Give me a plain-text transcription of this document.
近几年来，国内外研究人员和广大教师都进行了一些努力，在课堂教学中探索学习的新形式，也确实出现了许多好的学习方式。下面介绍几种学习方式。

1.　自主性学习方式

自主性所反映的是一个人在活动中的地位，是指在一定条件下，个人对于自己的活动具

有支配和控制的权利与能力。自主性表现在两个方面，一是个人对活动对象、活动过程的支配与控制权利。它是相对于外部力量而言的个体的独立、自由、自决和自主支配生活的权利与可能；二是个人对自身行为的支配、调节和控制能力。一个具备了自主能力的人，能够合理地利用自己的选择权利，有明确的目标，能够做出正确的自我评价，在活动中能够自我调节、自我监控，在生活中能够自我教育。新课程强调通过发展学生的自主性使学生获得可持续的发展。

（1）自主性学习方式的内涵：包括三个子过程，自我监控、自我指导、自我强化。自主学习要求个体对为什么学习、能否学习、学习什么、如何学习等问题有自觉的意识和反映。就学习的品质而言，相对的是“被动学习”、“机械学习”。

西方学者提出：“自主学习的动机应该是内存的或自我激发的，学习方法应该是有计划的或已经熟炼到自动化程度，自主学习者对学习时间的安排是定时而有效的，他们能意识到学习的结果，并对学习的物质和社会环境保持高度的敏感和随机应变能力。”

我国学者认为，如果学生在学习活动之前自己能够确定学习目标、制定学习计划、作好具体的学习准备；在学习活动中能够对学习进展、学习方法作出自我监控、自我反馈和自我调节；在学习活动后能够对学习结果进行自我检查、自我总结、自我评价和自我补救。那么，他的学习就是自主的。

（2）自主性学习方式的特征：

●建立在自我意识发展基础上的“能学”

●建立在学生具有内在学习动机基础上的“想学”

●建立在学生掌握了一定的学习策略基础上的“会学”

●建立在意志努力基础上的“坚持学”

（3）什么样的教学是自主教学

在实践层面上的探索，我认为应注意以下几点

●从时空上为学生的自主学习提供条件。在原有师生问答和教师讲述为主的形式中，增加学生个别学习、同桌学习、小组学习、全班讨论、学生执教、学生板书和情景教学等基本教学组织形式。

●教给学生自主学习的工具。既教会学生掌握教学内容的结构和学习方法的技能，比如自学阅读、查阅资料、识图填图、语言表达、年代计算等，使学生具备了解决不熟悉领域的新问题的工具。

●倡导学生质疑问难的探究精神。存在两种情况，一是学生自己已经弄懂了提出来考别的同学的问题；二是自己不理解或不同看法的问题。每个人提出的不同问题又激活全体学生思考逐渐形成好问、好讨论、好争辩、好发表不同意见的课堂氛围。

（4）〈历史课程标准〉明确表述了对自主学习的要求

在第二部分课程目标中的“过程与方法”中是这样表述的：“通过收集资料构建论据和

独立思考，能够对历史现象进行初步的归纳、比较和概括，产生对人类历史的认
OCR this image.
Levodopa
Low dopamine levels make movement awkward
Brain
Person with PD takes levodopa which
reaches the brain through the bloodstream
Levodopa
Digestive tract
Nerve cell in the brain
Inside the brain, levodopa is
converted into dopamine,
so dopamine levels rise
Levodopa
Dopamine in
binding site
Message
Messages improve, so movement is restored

» STATED EXERCISE
Write out the whole listing exactly.

» SOLUTION
Give me a plain-text transcription of this document.
近几年来，国内外研究人员和广大教师都进行了一些努力，在课堂教学中探索学习的新形式，也确实出现了许多好的学习方式。下面介绍几种学习方式。

1.　自主性学习方式

自主性所反映的是一个人在活动中的地位，是指在一定条件下，个人对于自己的活动具

有支配和控制的权利与能力。自主性表现在两个方面，一是个人对活动对象、活动过程的支配与控制权利。它是相对于外部力量而言的个体的独立、自由、自决和自主支配生活的权利与可能；二是个人对自身行为的支配、调节和控制能力。一个具备了自主能力的人，能够合理地利用自己的选择权利，有明确的目标，能够做出正确的自我评价，在活动中能够自我调节、自我监控，在生活中能够自我教育。新课程强调通过发展学生的自主性使学生获得可持续的发展。

（1）自主性学习方式的内涵：包括三个子过程，自我监控、自我指导、自我强化。自主学习要求个体对为什么学习、能否学习、学习什么、如何学习等问题有自觉的意识和反映。就学习的品质而言，相对的是“被动学习”、“机械学习”。

西方学者提出：“自主学习的动机应该是内存的或自我激发的，学习方法应该是有计划的或已经熟炼到自动化程度，自主学习者对学习时间的安排是定时而有效的，他们能意识到学习的结果，并对学习的物质和社会环境保持高度的敏感和随机应变能力。”

我国学者认为，如果学生在学习活动之前自己能够确定学习目标、制定学习计划、作好具体的学习准备；在学习活动中能够对学习进展、学习方法作出自我监控、自我反馈和自我调节；在学习活动后能够对学习结果进行自我检查、自我总结、自我评价和自我补救。那么，他的学习就是自主的。

（2）自主性学习方式的特征：

●建立在自我意识发展基础上的“能学”

●建立在学生具有内在学习动机基础上的“想学”

●建立在学生掌握了一定的学习策略基础上的“会学”

●建立在意志努力基础上的“坚持学”

（3）什么样的教学是自主教学

在实践层面上的探索，我认为应注意以下几点

●从时空上为学生的自主学习提供条件。在原有师生问答和教师讲述为主的形式中，增加学生个别学习、同桌学习、小组学习、全班讨论、学生执教、学生板书和情景教学等基本教学组织形式。

●教给学生自主学习的工具。既教会学生掌握教学内容的结构和学习方法的技能，比如自学阅读、查阅资料、识图填图、语言表达、年代计算等，使学生具备了解决不熟悉领域的新问题的工具。

●倡导学生质疑问难的探究精神。存在两种情况，一是学生自己已经弄懂了提出来考别的同学的问题；二是自己不理解或不同看法的问题。每个人提出的不同问题又激活全体学生思考逐渐形成好问、好讨论、好争辩、好发表不同意见的课堂氛围。

（4）〈历史课程标准〉明确表述了对自主学习的要求

在第二部分课程目标中的“过程与方法”中是这样表述的：“通过收集资料构建论据和

独立思考，能够对历史现象进行初步的归纳、比较和概括，产生对人类历史的认
OCR this image.
Levodopa
Low dopamine levels make movement awkward
Brain
Person with PD takes levodopa which
reaches the brain through the bloodstream
Levodopa
Digestive tract
Nerve cell in the brain
Inside the brain, levodopa is
converted into dopamine,
so dopamine levels rise
Levodopa
Dopamine in
binding site
Message
Messages improve, so movement is restored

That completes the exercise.